> **EXERCISE DIRECTIONS**
Put every line of the material below into a numbered list, skipping blank lines and leaving out the pictures.

> **EXTRACTED INFORMATION**
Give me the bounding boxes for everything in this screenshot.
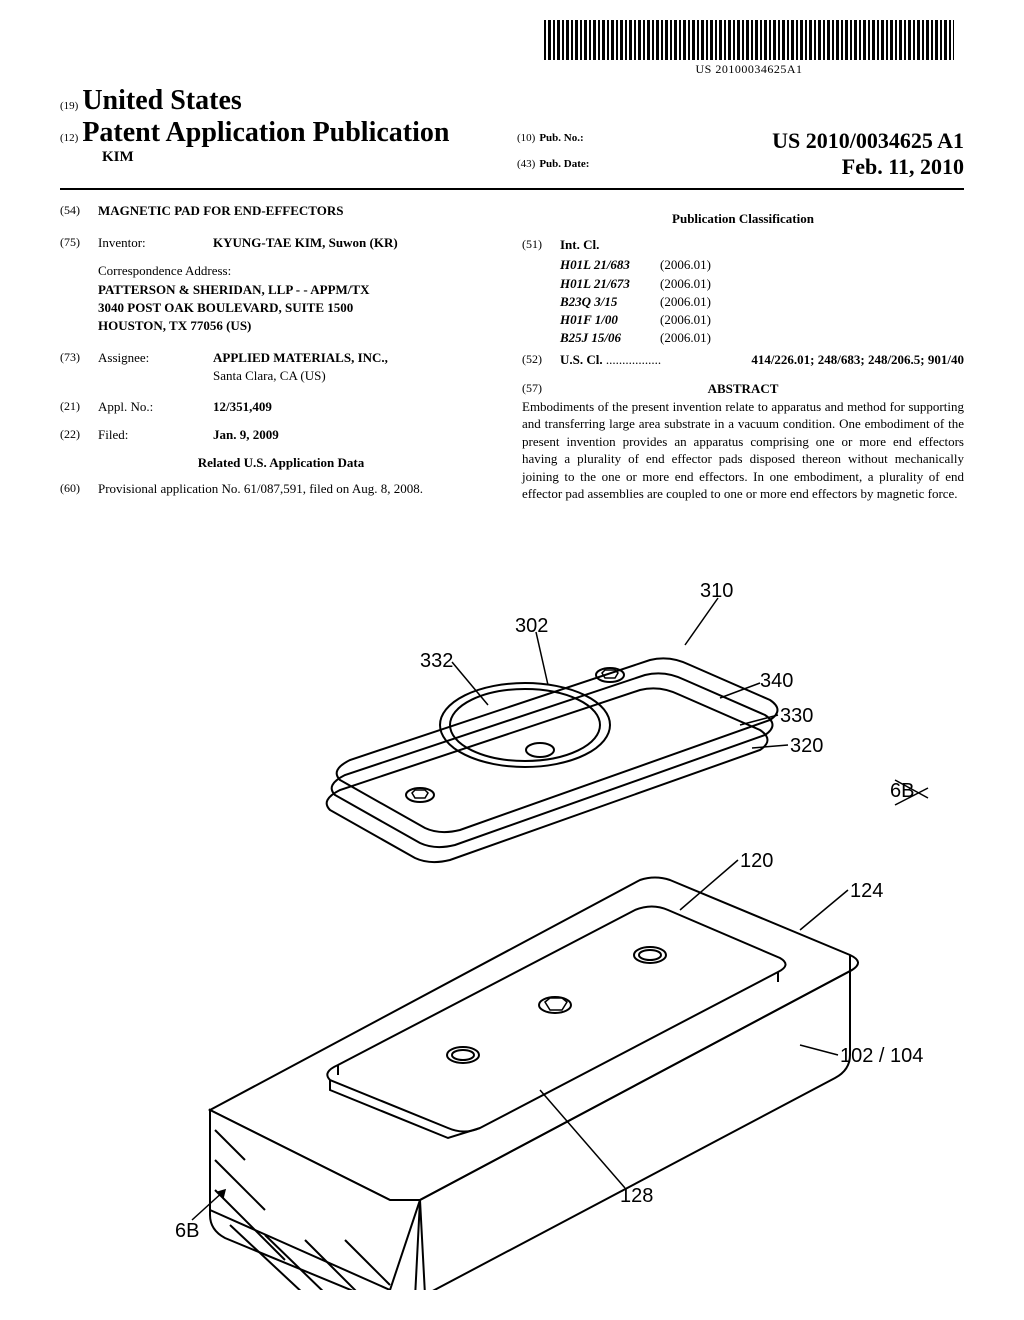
barcode-graphic xyxy=(544,20,954,60)
barcode-text: US 20100034625A1 xyxy=(544,62,954,77)
right-column: Publication Classification (51) Int. Cl.… xyxy=(522,202,964,508)
intcl-label: Int. Cl. xyxy=(560,236,599,254)
abstract-heading: ABSTRACT xyxy=(560,380,964,398)
code-43: (43) xyxy=(517,158,535,170)
pub-date-label: Pub. Date: xyxy=(539,158,589,170)
invention-title: MAGNETIC PAD FOR END-EFFECTORS xyxy=(98,202,502,220)
pub-date: Feb. 11, 2010 xyxy=(842,154,964,180)
provisional-text: Provisional application No. 61/087,591, … xyxy=(98,480,502,498)
figure-reference-label: 6B xyxy=(175,1220,199,1243)
uscl-label: U.S. Cl. xyxy=(560,352,603,367)
intcl-year: (2006.01) xyxy=(660,329,711,347)
pub-no: US 2010/0034625 A1 xyxy=(772,128,964,154)
country: United States xyxy=(82,85,241,116)
intcl-code-value: H01F 1/00 xyxy=(560,311,660,329)
figure-reference-label: 332 xyxy=(420,650,453,673)
pub-no-label: Pub. No.: xyxy=(539,132,583,144)
filed-code: (22) xyxy=(60,426,98,444)
assignee-code: (73) xyxy=(60,349,98,385)
barcode-block: US 20100034625A1 xyxy=(544,20,954,77)
correspondence-label: Correspondence Address: xyxy=(98,262,502,280)
code-10: (10) xyxy=(517,132,535,144)
figure-reference-label: 330 xyxy=(780,705,813,728)
code-19: (19) xyxy=(60,100,78,112)
inventor-label: Inventor: xyxy=(98,234,213,252)
uscl-dots: ................. xyxy=(606,352,661,367)
figure-reference-label: 128 xyxy=(620,1185,653,1208)
intcl-row: H01F 1/00(2006.01) xyxy=(560,311,964,329)
header-block: (19) United States (12) Patent Applicati… xyxy=(60,85,964,180)
provisional-code: (60) xyxy=(60,480,98,498)
left-column: (54) MAGNETIC PAD FOR END-EFFECTORS (75)… xyxy=(60,202,502,508)
assignee-label: Assignee: xyxy=(98,349,213,385)
correspondence-line3: HOUSTON, TX 77056 (US) xyxy=(98,317,502,335)
filed-value: Jan. 9, 2009 xyxy=(213,426,502,444)
figure-reference-label: 120 xyxy=(740,850,773,873)
patent-figure: 310 302 332 340 330 320 6B 120 124 102 / 104 128 6B xyxy=(80,570,950,1290)
intcl-code-value: B25J 15/06 xyxy=(560,329,660,347)
intcl-year: (2006.01) xyxy=(660,256,711,274)
assignee-location: Santa Clara, CA (US) xyxy=(213,368,326,383)
uscl-code: (52) xyxy=(522,351,560,369)
intcl-code-value: H01L 21/683 xyxy=(560,256,660,274)
correspondence-line2: 3040 POST OAK BOULEVARD, SUITE 1500 xyxy=(98,299,502,317)
intcl-year: (2006.01) xyxy=(660,293,711,311)
intcl-code-value: B23Q 3/15 xyxy=(560,293,660,311)
code-12: (12) xyxy=(60,132,78,144)
filed-label: Filed: xyxy=(98,426,213,444)
intcl-list: H01L 21/683(2006.01)H01L 21/673(2006.01)… xyxy=(522,256,964,347)
intcl-row: B25J 15/06(2006.01) xyxy=(560,329,964,347)
intcl-year: (2006.01) xyxy=(660,311,711,329)
figure-reference-label: 310 xyxy=(700,580,733,603)
intcl-row: H01L 21/683(2006.01) xyxy=(560,256,964,274)
correspondence-line1: PATTERSON & SHERIDAN, LLP - - APPM/TX xyxy=(98,281,502,299)
pub-class-heading: Publication Classification xyxy=(522,210,964,228)
figure-reference-label: 320 xyxy=(790,735,823,758)
assignee-value: APPLIED MATERIALS, INC., xyxy=(213,350,388,365)
figure-reference-label: 124 xyxy=(850,880,883,903)
appl-code: (21) xyxy=(60,398,98,416)
figure-reference-label: 302 xyxy=(515,615,548,638)
publication-type: Patent Application Publication xyxy=(82,117,449,148)
header-divider xyxy=(60,188,964,190)
inventor-code: (75) xyxy=(60,234,98,252)
inventor-value: KYUNG-TAE KIM, Suwon (KR) xyxy=(213,234,502,252)
appl-value: 12/351,409 xyxy=(213,398,502,416)
intcl-row: B23Q 3/15(2006.01) xyxy=(560,293,964,311)
uscl-value: 414/226.01; 248/683; 248/206.5; 901/40 xyxy=(751,351,964,369)
figure-reference-label: 102 / 104 xyxy=(840,1045,923,1068)
title-code: (54) xyxy=(60,202,98,220)
intcl-row: H01L 21/673(2006.01) xyxy=(560,275,964,293)
header-author: KIM xyxy=(102,149,507,166)
abstract-text: Embodiments of the present invention rel… xyxy=(522,398,964,503)
intcl-code: (51) xyxy=(522,236,560,254)
related-data-heading: Related U.S. Application Data xyxy=(60,454,502,472)
intcl-code-value: H01L 21/673 xyxy=(560,275,660,293)
figure-svg xyxy=(80,570,950,1290)
abstract-code: (57) xyxy=(522,380,560,398)
appl-label: Appl. No.: xyxy=(98,398,213,416)
figure-reference-label: 6B xyxy=(890,780,914,803)
bibliographic-columns: (54) MAGNETIC PAD FOR END-EFFECTORS (75)… xyxy=(60,202,964,508)
intcl-year: (2006.01) xyxy=(660,275,711,293)
figure-reference-label: 340 xyxy=(760,670,793,693)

> **EXERCISE ANSWER**
1. Give me the bounding boxes for everything in this screenshot.
2. barcode-graphic xyxy=(544,20,954,60)
3. barcode-text: US 20100034625A1 xyxy=(544,62,954,77)
4. right-column: Publication Classification (51) Int. Cl.… xyxy=(522,202,964,508)
5. intcl-label: Int. Cl. xyxy=(560,236,599,254)
6. abstract-heading: ABSTRACT xyxy=(560,380,964,398)
7. code-43: (43) xyxy=(517,158,535,170)
8. pub-date-label: Pub. Date: xyxy=(539,158,589,170)
9. invention-title: MAGNETIC PAD FOR END-EFFECTORS xyxy=(98,202,502,220)
10. pub-date: Feb. 11, 2010 xyxy=(842,154,964,180)
11. provisional-text: Provisional application No. 61/087,591, … xyxy=(98,480,502,498)
12. figure-reference-label: 6B xyxy=(175,1220,199,1243)
13. uscl-label: U.S. Cl. xyxy=(560,352,603,367)
14. intcl-year: (2006.01) xyxy=(660,329,711,347)
15. pub-no: US 2010/0034625 A1 xyxy=(772,128,964,154)
16. country: United States xyxy=(82,85,241,116)
17. intcl-code-value: H01F 1/00 xyxy=(560,311,660,329)
18. figure-reference-label: 332 xyxy=(420,650,453,673)
19. pub-no-label: Pub. No.: xyxy=(539,132,583,144)
20. filed-code: (22) xyxy=(60,426,98,444)
21. assignee-code: (73) xyxy=(60,349,98,385)
22. barcode-block: US 20100034625A1 xyxy=(544,20,954,77)
23. correspondence-label: Correspondence Address: xyxy=(98,262,502,280)
24. code-10: (10) xyxy=(517,132,535,144)
25. figure-reference-label: 330 xyxy=(780,705,813,728)
26. code-19: (19) xyxy=(60,100,78,112)
27. inventor-label: Inventor: xyxy=(98,234,213,252)
28. uscl-dots: ................. xyxy=(606,352,661,367)
29. figure-reference-label: 128 xyxy=(620,1185,653,1208)
30. intcl-row: H01F 1/00(2006.01) xyxy=(560,311,964,329)
31. header-block: (19) United States (12) Patent Applicati… xyxy=(60,85,964,180)
32. provisional-code: (60) xyxy=(60,480,98,498)
33. left-column: (54) MAGNETIC PAD FOR END-EFFECTORS (75)… xyxy=(60,202,502,508)
34. assignee-label: Assignee: xyxy=(98,349,213,385)
35. correspondence-line3: HOUSTON, TX 77056 (US) xyxy=(98,317,502,335)
36. filed-value: Jan. 9, 2009 xyxy=(213,426,502,444)
37. figure-reference-label: 120 xyxy=(740,850,773,873)
38. patent-figure: 310 302 332 340 330 320 6B 120 124 102 / 104 128 6B xyxy=(80,570,950,1290)
39. intcl-code-value: B25J 15/06 xyxy=(560,329,660,347)
40. intcl-year: (2006.01) xyxy=(660,256,711,274)
41. assignee-location: Santa Clara, CA (US) xyxy=(213,368,326,383)
42. uscl-code: (52) xyxy=(522,351,560,369)
43. intcl-code-value: H01L 21/683 xyxy=(560,256,660,274)
44. correspondence-line2: 3040 POST OAK BOULEVARD, SUITE 1500 xyxy=(98,299,502,317)
45. intcl-year: (2006.01) xyxy=(660,293,711,311)
46. intcl-code-value: B23Q 3/15 xyxy=(560,293,660,311)
47. code-12: (12) xyxy=(60,132,78,144)
48. filed-label: Filed: xyxy=(98,426,213,444)
49. intcl-list: H01L 21/683(2006.01)H01L 21/673(2006.01)… xyxy=(522,256,964,347)
50. intcl-row: B25J 15/06(2006.01) xyxy=(560,329,964,347)
51. intcl-year: (2006.01) xyxy=(660,311,711,329)
52. figure-reference-label: 310 xyxy=(700,580,733,603)
53. intcl-row: H01L 21/683(2006.01) xyxy=(560,256,964,274)
54. correspondence-line1: PATTERSON & SHERIDAN, LLP - - APPM/TX xyxy=(98,281,502,299)
55. pub-class-heading: Publication Classification xyxy=(522,210,964,228)
56. figure-reference-label: 320 xyxy=(790,735,823,758)
57. assignee-value: APPLIED MATERIALS, INC., xyxy=(213,350,388,365)
58. figure-reference-label: 124 xyxy=(850,880,883,903)
59. appl-code: (21) xyxy=(60,398,98,416)
60. figure-reference-label: 302 xyxy=(515,615,548,638)
61. publication-type: Patent Application Publication xyxy=(82,117,449,148)
62. header-divider xyxy=(60,188,964,190)
63. inventor-code: (75) xyxy=(60,234,98,252)
64. inventor-value: KYUNG-TAE KIM, Suwon (KR) xyxy=(213,234,502,252)
65. appl-value: 12/351,409 xyxy=(213,398,502,416)
66. intcl-row: B23Q 3/15(2006.01) xyxy=(560,293,964,311)
67. uscl-value: 414/226.01; 248/683; 248/206.5; 901/40 xyxy=(751,351,964,369)
68. figure-reference-label: 102 / 104 xyxy=(840,1045,923,1068)
69. title-code: (54) xyxy=(60,202,98,220)
70. intcl-row: H01L 21/673(2006.01) xyxy=(560,275,964,293)
71. header-author: KIM xyxy=(102,149,507,166)
72. abstract-text: Embodiments of the present invention rel… xyxy=(522,398,964,503)
73. intcl-code: (51) xyxy=(522,236,560,254)
74. related-data-heading: Related U.S. Application Data xyxy=(60,454,502,472)
75. intcl-code-value: H01L 21/673 xyxy=(560,275,660,293)
76. figure-svg xyxy=(80,570,950,1290)
77. abstract-code: (57) xyxy=(522,380,560,398)
78. appl-label: Appl. No.: xyxy=(98,398,213,416)
79. figure-reference-label: 6B xyxy=(890,780,914,803)
80. bibliographic-columns: (54) MAGNETIC PAD FOR END-EFFECTORS (75)… xyxy=(60,202,964,508)
81. intcl-year: (2006.01) xyxy=(660,275,711,293)
82. figure-reference-label: 340 xyxy=(760,670,793,693)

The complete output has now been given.